* **Information provided**:
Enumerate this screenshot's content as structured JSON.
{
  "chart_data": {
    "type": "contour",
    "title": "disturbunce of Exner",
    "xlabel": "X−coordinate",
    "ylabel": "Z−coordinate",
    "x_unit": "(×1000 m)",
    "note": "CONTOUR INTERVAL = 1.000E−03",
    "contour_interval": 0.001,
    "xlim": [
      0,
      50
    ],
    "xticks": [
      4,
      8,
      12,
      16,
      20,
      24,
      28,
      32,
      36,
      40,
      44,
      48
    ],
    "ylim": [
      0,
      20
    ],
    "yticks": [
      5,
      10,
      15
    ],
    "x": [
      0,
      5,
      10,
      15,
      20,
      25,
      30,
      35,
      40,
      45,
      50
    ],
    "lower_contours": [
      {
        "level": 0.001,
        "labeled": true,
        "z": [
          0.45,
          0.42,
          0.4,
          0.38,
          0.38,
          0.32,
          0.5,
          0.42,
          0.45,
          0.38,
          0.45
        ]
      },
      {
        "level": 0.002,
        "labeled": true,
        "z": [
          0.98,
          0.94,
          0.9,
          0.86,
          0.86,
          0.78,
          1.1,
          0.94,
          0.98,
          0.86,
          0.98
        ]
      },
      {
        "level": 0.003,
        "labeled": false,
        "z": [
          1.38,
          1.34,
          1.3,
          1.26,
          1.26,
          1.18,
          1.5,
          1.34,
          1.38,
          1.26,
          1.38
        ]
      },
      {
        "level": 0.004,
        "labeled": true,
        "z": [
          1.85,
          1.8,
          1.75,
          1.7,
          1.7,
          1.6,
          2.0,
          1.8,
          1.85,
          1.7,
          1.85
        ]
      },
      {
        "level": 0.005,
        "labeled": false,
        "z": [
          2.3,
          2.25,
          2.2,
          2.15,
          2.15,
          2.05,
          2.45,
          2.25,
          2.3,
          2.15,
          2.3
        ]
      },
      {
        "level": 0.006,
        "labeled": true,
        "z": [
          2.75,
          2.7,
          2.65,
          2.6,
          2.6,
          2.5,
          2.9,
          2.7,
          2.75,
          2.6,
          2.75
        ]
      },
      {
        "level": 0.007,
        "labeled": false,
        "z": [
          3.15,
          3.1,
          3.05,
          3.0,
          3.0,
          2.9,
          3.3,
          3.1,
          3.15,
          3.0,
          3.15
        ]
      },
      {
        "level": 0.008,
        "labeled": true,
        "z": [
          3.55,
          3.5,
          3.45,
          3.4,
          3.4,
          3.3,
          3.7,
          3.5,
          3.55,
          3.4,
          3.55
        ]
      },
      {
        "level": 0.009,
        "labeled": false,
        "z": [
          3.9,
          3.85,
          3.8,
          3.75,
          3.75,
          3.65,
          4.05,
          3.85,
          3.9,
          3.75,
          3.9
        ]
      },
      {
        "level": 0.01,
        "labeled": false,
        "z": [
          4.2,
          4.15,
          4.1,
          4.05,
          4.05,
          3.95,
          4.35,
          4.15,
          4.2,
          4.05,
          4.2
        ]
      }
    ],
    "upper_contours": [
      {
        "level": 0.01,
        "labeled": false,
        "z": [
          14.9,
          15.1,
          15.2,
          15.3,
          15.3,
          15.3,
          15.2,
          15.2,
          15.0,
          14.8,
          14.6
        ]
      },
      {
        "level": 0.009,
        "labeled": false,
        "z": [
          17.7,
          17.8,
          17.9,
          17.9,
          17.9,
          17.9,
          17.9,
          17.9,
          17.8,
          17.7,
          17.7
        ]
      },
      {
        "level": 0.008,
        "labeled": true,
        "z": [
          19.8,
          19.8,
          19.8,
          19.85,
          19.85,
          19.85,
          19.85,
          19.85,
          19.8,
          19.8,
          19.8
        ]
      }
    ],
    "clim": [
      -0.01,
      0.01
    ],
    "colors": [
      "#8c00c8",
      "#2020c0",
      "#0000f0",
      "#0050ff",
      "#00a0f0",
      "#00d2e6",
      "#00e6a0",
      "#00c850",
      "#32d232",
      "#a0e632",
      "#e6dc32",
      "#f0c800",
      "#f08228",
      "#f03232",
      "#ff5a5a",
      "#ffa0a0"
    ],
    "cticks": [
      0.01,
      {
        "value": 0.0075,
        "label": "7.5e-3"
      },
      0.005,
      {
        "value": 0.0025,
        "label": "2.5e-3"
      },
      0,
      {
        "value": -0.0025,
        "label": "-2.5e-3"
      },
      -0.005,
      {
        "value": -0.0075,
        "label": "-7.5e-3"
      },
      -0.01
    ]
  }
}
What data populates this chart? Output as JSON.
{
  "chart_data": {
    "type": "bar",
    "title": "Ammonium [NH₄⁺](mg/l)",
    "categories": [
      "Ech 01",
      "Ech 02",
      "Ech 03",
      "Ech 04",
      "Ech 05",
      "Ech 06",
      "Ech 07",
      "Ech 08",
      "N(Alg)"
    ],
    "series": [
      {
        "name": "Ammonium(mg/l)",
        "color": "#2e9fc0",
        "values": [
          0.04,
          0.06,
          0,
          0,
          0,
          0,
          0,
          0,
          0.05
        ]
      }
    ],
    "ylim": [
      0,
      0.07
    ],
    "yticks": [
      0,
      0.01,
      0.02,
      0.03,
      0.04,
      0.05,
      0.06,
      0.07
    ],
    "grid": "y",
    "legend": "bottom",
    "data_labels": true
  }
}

* **Task statement**: Quote the lines of the listing above that run from the line with "What data populates" through its last line, both included, and nothing else.

* **Solution**:
What data populates this chart? Output as JSON.
{
  "chart_data": {
    "type": "bar",
    "title": "Ammonium [NH₄⁺](mg/l)",
    "categories": [
      "Ech 01",
      "Ech 02",
      "Ech 03",
      "Ech 04",
      "Ech 05",
      "Ech 06",
      "Ech 07",
      "Ech 08",
      "N(Alg)"
    ],
    "series": [
      {
        "name": "Ammonium(mg/l)",
        "color": "#2e9fc0",
        "values": [
          0.04,
          0.06,
          0,
          0,
          0,
          0,
          0,
          0,
          0.05
        ]
      }
    ],
    "ylim": [
      0,
      0.07
    ],
    "yticks": [
      0,
      0.01,
      0.02,
      0.03,
      0.04,
      0.05,
      0.06,
      0.07
    ],
    "grid": "y",
    "legend": "bottom",
    "data_labels": true
  }
}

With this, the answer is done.